## STORED ROWS:

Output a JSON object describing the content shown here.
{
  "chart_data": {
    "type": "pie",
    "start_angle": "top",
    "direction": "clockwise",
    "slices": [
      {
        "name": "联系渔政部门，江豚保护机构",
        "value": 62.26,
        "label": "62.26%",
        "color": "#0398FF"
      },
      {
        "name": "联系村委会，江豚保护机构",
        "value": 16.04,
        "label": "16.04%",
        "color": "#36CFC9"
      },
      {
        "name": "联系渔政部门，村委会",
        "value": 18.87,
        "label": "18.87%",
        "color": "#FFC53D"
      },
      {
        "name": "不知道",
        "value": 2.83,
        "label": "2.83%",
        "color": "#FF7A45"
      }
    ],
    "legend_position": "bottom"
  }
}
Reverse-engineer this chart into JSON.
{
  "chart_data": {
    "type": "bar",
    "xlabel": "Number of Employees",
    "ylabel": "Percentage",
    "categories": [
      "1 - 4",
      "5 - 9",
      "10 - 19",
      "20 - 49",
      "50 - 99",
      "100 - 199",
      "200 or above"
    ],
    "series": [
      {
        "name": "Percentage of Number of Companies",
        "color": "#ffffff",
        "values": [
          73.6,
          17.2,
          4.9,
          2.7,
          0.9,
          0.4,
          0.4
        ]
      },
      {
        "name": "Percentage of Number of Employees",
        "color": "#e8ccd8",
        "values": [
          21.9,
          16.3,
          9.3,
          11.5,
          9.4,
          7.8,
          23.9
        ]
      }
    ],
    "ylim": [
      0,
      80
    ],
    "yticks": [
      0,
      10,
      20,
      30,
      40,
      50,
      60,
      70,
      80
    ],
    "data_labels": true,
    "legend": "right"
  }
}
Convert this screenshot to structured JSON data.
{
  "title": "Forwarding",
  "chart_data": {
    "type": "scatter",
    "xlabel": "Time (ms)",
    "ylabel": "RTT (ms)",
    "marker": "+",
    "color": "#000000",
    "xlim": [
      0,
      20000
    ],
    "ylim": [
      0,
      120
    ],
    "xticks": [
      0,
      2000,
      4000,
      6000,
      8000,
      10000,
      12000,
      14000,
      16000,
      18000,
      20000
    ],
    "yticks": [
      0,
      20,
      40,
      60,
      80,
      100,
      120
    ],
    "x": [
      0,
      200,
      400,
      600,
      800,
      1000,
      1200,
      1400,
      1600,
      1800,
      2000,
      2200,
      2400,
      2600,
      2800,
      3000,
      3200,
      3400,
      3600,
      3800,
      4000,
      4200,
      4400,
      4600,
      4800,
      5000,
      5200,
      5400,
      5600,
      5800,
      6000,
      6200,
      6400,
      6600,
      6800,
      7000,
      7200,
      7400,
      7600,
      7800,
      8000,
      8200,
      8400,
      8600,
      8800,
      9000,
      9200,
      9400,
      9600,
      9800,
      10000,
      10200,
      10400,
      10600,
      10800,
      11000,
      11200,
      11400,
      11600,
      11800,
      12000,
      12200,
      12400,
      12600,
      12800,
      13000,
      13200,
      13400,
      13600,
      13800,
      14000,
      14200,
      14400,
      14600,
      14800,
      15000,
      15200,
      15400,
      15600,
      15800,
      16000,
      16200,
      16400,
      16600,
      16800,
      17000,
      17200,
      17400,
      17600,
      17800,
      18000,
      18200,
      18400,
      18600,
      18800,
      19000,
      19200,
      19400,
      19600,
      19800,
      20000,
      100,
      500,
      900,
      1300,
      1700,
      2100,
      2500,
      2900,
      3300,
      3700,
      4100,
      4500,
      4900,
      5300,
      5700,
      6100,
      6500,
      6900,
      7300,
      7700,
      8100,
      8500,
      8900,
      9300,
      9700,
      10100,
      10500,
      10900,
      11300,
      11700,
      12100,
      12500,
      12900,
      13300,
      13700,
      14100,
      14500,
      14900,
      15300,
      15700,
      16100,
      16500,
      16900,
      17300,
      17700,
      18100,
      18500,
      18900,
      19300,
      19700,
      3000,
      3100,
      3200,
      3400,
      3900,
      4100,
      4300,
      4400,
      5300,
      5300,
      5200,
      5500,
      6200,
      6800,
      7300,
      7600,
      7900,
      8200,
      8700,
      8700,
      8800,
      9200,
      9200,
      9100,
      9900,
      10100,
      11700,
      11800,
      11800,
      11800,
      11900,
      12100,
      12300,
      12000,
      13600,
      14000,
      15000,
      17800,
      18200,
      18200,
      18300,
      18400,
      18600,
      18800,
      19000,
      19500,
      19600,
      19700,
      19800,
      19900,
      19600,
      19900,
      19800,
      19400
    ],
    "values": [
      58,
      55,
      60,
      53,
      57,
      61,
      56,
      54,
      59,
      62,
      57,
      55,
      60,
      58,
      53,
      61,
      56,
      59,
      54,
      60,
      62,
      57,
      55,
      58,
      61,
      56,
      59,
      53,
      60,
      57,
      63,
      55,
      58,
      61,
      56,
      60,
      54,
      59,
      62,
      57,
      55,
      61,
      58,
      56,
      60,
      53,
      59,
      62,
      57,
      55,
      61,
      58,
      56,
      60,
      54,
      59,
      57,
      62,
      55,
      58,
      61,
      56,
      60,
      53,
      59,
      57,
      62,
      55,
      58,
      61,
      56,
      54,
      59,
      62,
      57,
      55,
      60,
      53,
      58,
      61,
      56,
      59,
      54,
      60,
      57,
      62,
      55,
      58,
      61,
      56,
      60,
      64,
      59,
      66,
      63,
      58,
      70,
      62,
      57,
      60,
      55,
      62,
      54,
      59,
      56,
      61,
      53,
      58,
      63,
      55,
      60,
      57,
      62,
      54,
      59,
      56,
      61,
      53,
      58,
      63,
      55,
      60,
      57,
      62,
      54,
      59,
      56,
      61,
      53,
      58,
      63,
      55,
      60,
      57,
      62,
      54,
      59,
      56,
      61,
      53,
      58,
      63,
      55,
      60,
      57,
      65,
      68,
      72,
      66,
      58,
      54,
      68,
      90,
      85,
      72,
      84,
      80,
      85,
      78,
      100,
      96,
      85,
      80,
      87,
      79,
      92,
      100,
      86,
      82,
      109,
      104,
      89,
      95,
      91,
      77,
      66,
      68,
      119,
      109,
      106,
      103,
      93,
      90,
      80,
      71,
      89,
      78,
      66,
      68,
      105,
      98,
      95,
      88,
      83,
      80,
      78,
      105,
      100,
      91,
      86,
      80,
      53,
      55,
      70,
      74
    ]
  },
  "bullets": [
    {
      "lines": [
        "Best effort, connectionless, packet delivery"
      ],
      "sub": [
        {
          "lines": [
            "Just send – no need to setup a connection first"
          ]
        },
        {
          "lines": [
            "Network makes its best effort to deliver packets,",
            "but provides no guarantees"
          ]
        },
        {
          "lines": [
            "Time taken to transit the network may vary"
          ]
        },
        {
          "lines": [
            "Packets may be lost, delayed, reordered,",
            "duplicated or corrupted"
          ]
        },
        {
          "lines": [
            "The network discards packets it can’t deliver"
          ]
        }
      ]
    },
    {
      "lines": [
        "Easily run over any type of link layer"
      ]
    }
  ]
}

## WHAT TO PRODUCE:
Go through the material line by line. Show each line that contains the string "JSON".

## FULL OUTPUT:
Output a JSON object describing the content shown here.
Reverse-engineer this chart into JSON.
Convert this screenshot to structured JSON data.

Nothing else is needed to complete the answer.